STATED EXERCISE. Reproduce the data in its entirety, exactly as supplied.

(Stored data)
Begin

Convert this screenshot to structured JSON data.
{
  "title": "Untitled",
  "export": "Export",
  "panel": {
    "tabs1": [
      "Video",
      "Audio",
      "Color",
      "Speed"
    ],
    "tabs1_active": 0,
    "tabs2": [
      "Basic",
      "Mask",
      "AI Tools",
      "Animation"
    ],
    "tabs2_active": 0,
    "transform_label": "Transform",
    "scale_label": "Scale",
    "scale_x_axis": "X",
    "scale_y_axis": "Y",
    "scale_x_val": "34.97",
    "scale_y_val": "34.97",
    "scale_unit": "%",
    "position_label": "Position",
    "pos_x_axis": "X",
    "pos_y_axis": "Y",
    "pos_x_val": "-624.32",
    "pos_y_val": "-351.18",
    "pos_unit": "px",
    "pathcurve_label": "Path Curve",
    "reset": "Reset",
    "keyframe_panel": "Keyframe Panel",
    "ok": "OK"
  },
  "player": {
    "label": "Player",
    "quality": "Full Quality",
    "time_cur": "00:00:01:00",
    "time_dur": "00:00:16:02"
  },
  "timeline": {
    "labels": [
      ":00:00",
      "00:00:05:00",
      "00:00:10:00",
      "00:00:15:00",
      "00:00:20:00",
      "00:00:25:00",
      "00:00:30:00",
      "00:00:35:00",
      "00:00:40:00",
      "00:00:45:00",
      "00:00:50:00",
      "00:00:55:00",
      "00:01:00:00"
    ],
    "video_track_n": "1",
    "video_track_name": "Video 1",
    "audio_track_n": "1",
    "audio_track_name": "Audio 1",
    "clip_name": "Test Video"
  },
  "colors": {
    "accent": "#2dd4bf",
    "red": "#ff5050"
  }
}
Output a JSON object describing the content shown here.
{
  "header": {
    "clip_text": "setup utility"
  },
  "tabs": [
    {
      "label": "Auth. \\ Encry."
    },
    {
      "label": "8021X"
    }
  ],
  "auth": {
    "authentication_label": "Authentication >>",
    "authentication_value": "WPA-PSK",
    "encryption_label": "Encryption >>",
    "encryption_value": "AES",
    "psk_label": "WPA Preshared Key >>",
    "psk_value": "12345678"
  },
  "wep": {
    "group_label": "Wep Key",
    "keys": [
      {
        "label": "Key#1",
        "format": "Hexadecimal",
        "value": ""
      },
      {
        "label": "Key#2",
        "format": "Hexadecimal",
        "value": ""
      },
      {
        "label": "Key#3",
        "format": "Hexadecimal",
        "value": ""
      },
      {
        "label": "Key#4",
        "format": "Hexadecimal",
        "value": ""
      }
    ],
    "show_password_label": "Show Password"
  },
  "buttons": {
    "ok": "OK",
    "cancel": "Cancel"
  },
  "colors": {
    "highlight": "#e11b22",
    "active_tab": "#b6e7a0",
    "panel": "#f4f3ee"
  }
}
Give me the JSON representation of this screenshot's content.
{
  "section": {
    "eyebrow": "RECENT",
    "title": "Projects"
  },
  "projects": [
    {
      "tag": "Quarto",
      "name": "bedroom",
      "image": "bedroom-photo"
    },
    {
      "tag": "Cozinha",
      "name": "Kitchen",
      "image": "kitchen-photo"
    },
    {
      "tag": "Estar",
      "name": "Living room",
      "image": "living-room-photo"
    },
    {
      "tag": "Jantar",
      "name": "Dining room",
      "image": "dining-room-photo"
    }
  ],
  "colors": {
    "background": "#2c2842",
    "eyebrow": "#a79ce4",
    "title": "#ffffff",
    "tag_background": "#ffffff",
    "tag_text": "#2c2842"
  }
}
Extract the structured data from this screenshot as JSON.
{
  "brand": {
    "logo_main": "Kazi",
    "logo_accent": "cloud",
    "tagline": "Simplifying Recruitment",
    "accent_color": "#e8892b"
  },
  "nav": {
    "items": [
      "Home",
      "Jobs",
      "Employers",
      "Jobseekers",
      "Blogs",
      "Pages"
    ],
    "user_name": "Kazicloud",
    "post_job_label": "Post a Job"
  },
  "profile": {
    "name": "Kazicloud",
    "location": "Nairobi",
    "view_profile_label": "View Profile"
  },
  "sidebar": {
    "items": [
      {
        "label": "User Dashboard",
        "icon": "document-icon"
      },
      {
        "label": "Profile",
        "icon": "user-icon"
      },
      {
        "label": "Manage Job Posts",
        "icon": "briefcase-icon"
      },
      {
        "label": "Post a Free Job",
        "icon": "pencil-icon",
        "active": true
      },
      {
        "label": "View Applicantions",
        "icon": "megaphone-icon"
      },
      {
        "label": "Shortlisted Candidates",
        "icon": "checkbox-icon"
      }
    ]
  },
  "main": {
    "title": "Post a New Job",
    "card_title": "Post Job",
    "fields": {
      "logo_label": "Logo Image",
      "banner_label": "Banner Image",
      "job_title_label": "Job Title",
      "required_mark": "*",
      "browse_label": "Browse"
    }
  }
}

End

EXERCISE RESPONSE.
Convert this screenshot to structured JSON data.
{
  "title": "Untitled",
  "export": "Export",
  "panel": {
    "tabs1": [
      "Video",
      "Audio",
      "Color",
      "Speed"
    ],
    "tabs1_active": 0,
    "tabs2": [
      "Basic",
      "Mask",
      "AI Tools",
      "Animation"
    ],
    "tabs2_active": 0,
    "transform_label": "Transform",
    "scale_label": "Scale",
    "scale_x_axis": "X",
    "scale_y_axis": "Y",
    "scale_x_val": "34.97",
    "scale_y_val": "34.97",
    "scale_unit": "%",
    "position_label": "Position",
    "pos_x_axis": "X",
    "pos_y_axis": "Y",
    "pos_x_val": "-624.32",
    "pos_y_val": "-351.18",
    "pos_unit": "px",
    "pathcurve_label": "Path Curve",
    "reset": "Reset",
    "keyframe_panel": "Keyframe Panel",
    "ok": "OK"
  },
  "player": {
    "label": "Player",
    "quality": "Full Quality",
    "time_cur": "00:00:01:00",
    "time_dur": "00:00:16:02"
  },
  "timeline": {
    "labels": [
      ":00:00",
      "00:00:05:00",
      "00:00:10:00",
      "00:00:15:00",
      "00:00:20:00",
      "00:00:25:00",
      "00:00:30:00",
      "00:00:35:00",
      "00:00:40:00",
      "00:00:45:00",
      "00:00:50:00",
      "00:00:55:00",
      "00:01:00:00"
    ],
    "video_track_n": "1",
    "video_track_name": "Video 1",
    "audio_track_n": "1",
    "audio_track_name": "Audio 1",
    "clip_name": "Test Video"
  },
  "colors": {
    "accent": "#2dd4bf",
    "red": "#ff5050"
  }
}
Output a JSON object describing the content shown here.
{
  "header": {
    "clip_text": "setup utility"
  },
  "tabs": [
    {
      "label": "Auth. \\ Encry."
    },
    {
      "label": "8021X"
    }
  ],
  "auth": {
    "authentication_label": "Authentication >>",
    "authentication_value": "WPA-PSK",
    "encryption_label": "Encryption >>",
    "encryption_value": "AES",
    "psk_label": "WPA Preshared Key >>",
    "psk_value": "12345678"
  },
  "wep": {
    "group_label": "Wep Key",
    "keys": [
      {
        "label": "Key#1",
        "format": "Hexadecimal",
        "value": ""
      },
      {
        "label": "Key#2",
        "format": "Hexadecimal",
        "value": ""
      },
      {
        "label": "Key#3",
        "format": "Hexadecimal",
        "value": ""
      },
      {
        "label": "Key#4",
        "format": "Hexadecimal",
        "value": ""
      }
    ],
    "show_password_label": "Show Password"
  },
  "buttons": {
    "ok": "OK",
    "cancel": "Cancel"
  },
  "colors": {
    "highlight": "#e11b22",
    "active_tab": "#b6e7a0",
    "panel": "#f4f3ee"
  }
}
Give me the JSON representation of this screenshot's content.
{
  "section": {
    "eyebrow": "RECENT",
    "title": "Projects"
  },
  "projects": [
    {
      "tag": "Quarto",
      "name": "bedroom",
      "image": "bedroom-photo"
    },
    {
      "tag": "Cozinha",
      "name": "Kitchen",
      "image": "kitchen-photo"
    },
    {
      "tag": "Estar",
      "name": "Living room",
      "image": "living-room-photo"
    },
    {
      "tag": "Jantar",
      "name": "Dining room",
      "image": "dining-room-photo"
    }
  ],
  "colors": {
    "background": "#2c2842",
    "eyebrow": "#a79ce4",
    "title": "#ffffff",
    "tag_background": "#ffffff",
    "tag_text": "#2c2842"
  }
}
Extract the structured data from this screenshot as JSON.
{
  "brand": {
    "logo_main": "Kazi",
    "logo_accent": "cloud",
    "tagline": "Simplifying Recruitment",
    "accent_color": "#e8892b"
  },
  "nav": {
    "items": [
      "Home",
      "Jobs",
      "Employers",
      "Jobseekers",
      "Blogs",
      "Pages"
    ],
    "user_name": "Kazicloud",
    "post_job_label": "Post a Job"
  },
  "profile": {
    "name": "Kazicloud",
    "location": "Nairobi",
    "view_profile_label": "View Profile"
  },
  "sidebar": {
    "items": [
      {
        "label": "User Dashboard",
        "icon": "document-icon"
      },
      {
        "label": "Profile",
        "icon": "user-icon"
      },
      {
        "label": "Manage Job Posts",
        "icon": "briefcase-icon"
      },
      {
        "label": "Post a Free Job",
        "icon": "pencil-icon",
        "active": true
      },
      {
        "label": "View Applicantions",
        "icon": "megaphone-icon"
      },
      {
        "label": "Shortlisted Candidates",
        "icon": "checkbox-icon"
      }
    ]
  },
  "main": {
    "title": "Post a New Job",
    "card_title": "Post Job",
    "fields": {
      "logo_label": "Logo Image",
      "banner_label": "Banner Image",
      "job_title_label": "Job Title",
      "required_mark": "*",
      "browse_label": "Browse"
    }
  }
}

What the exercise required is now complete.